Exercise task:
Pull out each line of the records holding the string "derivative".

----------------

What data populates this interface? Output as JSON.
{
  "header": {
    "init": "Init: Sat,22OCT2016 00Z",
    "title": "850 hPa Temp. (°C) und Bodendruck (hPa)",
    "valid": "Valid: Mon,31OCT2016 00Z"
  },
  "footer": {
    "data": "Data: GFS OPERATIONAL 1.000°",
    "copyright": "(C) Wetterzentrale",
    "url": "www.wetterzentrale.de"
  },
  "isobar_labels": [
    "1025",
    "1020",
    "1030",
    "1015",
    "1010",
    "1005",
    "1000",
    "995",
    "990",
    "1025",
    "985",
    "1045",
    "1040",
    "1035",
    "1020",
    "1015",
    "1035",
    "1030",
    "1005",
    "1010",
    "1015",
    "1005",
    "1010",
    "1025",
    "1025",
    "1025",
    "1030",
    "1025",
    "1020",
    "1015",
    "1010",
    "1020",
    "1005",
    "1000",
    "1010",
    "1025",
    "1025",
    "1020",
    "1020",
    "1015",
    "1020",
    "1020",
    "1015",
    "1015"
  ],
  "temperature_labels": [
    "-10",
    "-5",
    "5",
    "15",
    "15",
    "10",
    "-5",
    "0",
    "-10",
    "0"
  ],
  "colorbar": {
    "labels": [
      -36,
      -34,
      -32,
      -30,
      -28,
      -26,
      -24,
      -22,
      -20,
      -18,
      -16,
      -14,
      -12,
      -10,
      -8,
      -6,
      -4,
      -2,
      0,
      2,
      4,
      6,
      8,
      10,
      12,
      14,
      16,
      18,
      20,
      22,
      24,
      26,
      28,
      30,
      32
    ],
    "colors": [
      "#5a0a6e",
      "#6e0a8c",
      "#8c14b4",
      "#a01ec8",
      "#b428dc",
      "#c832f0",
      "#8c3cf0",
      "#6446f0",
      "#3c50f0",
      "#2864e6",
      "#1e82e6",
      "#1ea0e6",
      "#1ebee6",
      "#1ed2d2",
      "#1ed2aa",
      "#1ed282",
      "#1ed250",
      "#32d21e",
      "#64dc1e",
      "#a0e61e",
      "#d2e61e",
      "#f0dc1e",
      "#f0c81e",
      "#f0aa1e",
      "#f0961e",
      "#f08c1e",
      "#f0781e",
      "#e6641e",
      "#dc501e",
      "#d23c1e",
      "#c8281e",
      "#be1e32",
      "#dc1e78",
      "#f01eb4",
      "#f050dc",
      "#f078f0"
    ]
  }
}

----------------

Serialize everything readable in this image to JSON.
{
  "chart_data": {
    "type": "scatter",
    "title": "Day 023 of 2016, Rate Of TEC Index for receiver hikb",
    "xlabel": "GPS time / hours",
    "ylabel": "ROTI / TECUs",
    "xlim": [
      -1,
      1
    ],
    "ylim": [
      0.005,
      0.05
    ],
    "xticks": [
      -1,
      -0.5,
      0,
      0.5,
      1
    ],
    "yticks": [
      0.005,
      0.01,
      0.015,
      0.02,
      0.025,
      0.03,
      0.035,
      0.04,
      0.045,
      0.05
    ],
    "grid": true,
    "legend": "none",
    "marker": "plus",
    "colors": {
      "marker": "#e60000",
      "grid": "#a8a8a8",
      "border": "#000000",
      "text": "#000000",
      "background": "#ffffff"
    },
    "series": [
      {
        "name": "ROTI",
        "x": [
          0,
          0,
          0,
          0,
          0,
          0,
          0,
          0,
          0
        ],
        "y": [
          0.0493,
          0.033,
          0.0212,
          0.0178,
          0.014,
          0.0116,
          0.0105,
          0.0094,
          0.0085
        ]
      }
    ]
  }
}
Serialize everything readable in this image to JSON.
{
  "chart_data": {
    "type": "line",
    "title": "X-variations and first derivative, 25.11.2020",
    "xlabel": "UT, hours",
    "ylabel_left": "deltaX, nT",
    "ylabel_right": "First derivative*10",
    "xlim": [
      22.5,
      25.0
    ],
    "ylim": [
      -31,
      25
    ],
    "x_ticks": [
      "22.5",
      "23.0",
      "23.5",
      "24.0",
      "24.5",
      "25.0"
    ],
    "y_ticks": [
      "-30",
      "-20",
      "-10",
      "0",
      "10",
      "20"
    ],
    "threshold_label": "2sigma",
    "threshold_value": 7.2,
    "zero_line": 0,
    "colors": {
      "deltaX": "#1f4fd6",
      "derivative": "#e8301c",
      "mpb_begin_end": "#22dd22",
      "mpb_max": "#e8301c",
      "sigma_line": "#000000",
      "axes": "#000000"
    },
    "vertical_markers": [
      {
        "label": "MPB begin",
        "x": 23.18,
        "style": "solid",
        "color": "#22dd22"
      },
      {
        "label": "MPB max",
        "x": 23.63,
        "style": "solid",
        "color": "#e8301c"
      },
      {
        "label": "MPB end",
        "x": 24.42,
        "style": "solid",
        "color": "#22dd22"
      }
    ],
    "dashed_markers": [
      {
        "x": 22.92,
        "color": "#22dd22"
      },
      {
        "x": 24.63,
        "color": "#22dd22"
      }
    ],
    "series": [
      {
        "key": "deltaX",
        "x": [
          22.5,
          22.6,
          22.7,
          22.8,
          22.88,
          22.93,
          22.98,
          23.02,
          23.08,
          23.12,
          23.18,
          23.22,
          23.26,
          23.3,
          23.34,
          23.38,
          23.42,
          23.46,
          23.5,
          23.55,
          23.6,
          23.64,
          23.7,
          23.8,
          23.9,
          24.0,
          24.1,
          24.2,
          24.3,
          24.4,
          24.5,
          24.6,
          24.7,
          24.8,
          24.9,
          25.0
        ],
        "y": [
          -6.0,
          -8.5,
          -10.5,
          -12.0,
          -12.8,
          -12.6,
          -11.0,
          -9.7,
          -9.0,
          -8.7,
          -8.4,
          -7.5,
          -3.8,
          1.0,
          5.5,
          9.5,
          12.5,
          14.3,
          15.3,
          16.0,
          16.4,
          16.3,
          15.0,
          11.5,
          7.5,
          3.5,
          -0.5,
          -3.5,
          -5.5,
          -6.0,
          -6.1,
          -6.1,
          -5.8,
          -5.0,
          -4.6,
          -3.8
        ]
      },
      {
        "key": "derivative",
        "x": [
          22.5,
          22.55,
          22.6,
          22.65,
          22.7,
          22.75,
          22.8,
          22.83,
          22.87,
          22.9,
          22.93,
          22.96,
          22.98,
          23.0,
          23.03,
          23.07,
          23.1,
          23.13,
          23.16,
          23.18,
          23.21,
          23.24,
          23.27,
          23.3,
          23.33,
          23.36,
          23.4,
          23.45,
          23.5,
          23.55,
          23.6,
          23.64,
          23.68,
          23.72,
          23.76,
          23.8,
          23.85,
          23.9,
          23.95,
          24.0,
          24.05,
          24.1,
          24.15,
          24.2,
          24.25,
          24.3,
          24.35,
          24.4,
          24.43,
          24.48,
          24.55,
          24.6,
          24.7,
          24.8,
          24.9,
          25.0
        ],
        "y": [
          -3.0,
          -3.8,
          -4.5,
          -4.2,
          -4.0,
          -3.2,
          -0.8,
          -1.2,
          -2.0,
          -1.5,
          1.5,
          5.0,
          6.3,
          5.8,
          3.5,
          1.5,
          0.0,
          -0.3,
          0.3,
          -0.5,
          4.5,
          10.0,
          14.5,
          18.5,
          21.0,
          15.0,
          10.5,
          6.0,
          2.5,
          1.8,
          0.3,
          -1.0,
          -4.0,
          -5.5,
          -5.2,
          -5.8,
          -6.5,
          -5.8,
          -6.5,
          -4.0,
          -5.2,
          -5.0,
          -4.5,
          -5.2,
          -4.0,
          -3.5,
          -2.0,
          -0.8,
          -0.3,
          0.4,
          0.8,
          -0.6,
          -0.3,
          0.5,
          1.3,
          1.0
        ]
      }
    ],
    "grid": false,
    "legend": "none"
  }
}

----------------

Response:
    "title": "X-variations and first derivative, 25.11.2020",
    "ylabel_right": "First derivative*10",
      "derivative": "#e8301c",
        "key": "derivative",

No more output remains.